No.0132

アートに収束しようとする陶芸ほど
面白くないものはない

text : mama(美学者母)
2016年4月10日(日曜日
)執筆

 

「アートに収束しようとする陶芸ほど面白くないものはない」
(陶芸の提案2016-用を放擲して- 大阪・ギャラリー白)

皆様〜おっは〜!!!
朝から早速文章でも書いてみようとパソコンを開けて、
何を書こうかと思ったのですが、
先日久しぶりにギャラリー巡りをしたので、
その時の展覧会の事を書こうかと思います。

ここ1年くらい私自身が、
陶芸の方に取り組んでおりまして、
その観点からも陶芸の企画展を鑑賞してきたので、
その展覧会について少し。

大阪のギャラリー白というところで行っていた展覧会、
陶芸の提案2016-用を放擲して- 大阪・ギャラリー白

まぁ私自身ここ1年位陶芸に取り組んでいるので、
それ以前とは陶芸の見方や、
審美眼も全く変わっているので、
これはいい機会だと思い観に行ってきました。

先にパンフレットを家で見ていたのですが、
これまた立派なパンフレットで、
どこからこのお金はでているのだろうか?
とまずそこに目がいってしまった私なのですが、
協賛や後援のクレジットがまったく何も入っていないので、
自主的にやられているのだと思います。

自主的にされている割には、
パンフレットが豪華なのでそこは謎ですがwww

パンフレットに比べて展覧会の内容は、
大変貧相な展覧会でした。

むしろパンフレットの豪華さと、
展覧会の内容の貧相さの落差がアイロニー的で、
そこが一番現代アート的ではあったのですが。

この展覧会のテーマは、
パンフレットによるところまさに、
新しくもなく古いテーマである、
「用の美」というものに主眼が置かれています。

まぁ、陶芸をアートにしようとする常套手段であるのですが。
そろそろ陶芸系の作家も用の美から脱皮しろよっと、
かなり言いたくなってしまいます。

またパンフレットには、
論理武装として、
奥村泰彦という和歌山県立近代美術館教育普及課長、、、
とかなり微妙な中間管理職の方の理屈が書かれています。
まぁこの理屈をアウトラインにしているのだと認識できます。
そこには現代陶芸の定義が明記されているわけですが、
それは実用性を捨てる事が現代陶芸の根本である、
そう書かれているわけですね。

= 保存記録 =

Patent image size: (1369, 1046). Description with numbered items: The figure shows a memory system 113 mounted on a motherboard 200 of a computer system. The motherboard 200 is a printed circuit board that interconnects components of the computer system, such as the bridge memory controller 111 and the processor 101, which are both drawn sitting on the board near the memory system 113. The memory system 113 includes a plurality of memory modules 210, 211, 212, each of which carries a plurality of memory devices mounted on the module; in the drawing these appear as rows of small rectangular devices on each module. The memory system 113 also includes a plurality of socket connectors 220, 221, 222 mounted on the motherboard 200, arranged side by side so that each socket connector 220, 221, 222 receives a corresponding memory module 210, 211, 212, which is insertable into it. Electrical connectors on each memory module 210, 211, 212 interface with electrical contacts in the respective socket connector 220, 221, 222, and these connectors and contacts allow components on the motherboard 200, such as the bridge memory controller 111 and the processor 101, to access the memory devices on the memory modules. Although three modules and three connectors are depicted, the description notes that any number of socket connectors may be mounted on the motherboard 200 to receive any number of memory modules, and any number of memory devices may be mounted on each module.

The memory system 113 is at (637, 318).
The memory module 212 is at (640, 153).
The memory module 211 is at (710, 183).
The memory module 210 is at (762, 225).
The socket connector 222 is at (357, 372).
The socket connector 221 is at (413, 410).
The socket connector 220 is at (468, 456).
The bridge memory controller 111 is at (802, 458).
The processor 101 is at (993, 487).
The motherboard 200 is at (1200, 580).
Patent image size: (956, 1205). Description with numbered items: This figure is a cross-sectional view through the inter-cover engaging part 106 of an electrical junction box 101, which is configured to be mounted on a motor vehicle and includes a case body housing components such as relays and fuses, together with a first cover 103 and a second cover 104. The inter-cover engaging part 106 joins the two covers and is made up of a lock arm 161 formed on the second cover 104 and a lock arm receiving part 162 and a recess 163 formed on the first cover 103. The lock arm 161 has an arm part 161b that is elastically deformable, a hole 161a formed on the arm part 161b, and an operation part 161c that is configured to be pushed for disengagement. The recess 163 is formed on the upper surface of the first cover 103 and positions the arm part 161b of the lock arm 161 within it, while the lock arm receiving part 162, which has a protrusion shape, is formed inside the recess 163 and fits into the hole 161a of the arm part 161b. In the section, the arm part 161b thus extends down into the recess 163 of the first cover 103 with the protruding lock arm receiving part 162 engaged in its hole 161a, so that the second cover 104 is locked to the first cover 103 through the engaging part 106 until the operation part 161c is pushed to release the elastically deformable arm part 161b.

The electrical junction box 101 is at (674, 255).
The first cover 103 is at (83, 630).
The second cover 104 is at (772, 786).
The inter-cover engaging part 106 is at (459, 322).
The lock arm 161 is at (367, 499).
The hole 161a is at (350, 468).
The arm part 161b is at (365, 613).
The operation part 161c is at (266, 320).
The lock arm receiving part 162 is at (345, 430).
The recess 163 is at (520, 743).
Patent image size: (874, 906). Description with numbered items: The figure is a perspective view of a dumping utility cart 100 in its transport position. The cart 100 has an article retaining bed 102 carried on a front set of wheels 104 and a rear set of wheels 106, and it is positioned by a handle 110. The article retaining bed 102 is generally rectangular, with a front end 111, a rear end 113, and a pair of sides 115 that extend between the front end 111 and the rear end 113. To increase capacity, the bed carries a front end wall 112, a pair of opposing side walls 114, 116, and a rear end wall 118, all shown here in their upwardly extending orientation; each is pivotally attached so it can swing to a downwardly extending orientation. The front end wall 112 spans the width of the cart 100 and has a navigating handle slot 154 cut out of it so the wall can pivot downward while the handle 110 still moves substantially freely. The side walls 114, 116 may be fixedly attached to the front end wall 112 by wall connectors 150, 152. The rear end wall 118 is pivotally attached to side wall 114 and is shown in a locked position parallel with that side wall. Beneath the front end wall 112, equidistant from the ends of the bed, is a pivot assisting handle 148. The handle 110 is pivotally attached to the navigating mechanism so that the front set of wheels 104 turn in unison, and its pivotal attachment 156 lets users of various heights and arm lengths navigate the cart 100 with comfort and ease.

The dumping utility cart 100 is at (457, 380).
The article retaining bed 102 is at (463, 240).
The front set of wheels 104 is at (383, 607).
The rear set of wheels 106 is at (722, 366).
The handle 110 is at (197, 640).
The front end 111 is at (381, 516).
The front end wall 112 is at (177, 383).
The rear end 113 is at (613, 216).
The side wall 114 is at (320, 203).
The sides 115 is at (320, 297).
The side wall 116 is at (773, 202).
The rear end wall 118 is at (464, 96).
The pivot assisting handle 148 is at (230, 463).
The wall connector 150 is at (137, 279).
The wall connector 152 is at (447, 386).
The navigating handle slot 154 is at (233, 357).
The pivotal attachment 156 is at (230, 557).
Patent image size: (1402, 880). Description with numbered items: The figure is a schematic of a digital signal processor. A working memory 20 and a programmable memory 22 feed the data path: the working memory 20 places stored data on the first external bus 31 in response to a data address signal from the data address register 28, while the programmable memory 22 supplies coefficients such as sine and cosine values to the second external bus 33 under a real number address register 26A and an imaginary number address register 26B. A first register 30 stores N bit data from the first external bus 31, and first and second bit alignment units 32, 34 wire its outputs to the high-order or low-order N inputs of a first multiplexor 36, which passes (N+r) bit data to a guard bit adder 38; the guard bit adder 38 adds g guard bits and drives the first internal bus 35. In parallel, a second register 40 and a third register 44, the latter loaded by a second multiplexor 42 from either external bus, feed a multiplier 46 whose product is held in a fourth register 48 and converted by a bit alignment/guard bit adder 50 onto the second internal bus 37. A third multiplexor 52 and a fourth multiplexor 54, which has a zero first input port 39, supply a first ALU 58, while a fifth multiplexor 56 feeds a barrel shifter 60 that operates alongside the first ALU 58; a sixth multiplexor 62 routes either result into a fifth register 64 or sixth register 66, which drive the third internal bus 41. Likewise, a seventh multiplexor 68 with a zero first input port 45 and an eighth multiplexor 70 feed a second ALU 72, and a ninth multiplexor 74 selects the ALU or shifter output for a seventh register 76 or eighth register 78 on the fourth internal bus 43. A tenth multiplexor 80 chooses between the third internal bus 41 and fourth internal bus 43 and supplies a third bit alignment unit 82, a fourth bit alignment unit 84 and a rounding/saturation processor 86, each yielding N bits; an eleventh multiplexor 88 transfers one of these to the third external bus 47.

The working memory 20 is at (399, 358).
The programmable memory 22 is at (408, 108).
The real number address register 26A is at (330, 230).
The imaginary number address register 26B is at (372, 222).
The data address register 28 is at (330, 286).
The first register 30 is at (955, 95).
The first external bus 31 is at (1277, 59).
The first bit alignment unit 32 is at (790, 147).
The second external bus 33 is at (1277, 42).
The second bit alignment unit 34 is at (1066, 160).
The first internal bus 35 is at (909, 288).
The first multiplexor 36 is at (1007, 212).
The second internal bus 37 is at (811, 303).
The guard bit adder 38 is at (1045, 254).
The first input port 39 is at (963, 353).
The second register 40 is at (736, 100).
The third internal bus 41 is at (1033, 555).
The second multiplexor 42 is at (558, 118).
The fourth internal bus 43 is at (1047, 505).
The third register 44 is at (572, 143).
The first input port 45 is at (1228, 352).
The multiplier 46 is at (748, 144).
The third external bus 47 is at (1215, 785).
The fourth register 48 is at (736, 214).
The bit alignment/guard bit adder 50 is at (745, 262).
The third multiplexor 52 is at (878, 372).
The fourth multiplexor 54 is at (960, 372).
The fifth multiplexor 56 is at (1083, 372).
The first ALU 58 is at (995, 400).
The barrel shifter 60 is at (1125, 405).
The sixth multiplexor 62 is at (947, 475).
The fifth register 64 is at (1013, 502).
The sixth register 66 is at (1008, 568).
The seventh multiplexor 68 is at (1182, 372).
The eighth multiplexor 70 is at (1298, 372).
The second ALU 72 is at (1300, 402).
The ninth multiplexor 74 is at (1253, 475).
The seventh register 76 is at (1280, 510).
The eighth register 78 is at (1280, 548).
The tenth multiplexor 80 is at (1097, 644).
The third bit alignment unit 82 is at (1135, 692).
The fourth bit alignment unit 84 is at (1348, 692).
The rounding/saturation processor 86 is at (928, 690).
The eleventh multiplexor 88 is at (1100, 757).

= 指示 =
本文の「大阪のギャラリー白というところで行っていた展覧会、」から「自主的にやられているのだと思います。」までを、一字も変えずにもう一度書いてください。

= 解答 =
大阪のギャラリー白というところで行っていた展覧会、
陶芸の提案2016-用を放擲して- 大阪・ギャラリー白

まぁ私自身ここ1年位陶芸に取り組んでいるので、
それ以前とは陶芸の見方や、
審美眼も全く変わっているので、
これはいい機会だと思い観に行ってきました。

先にパンフレットを家で見ていたのですが、
これまた立派なパンフレットで、
どこからこのお金はでているのだろうか?
とまずそこに目がいってしまった私なのですが、
協賛や後援のクレジットがまったく何も入っていないので、
自主的にやられているのだと思います。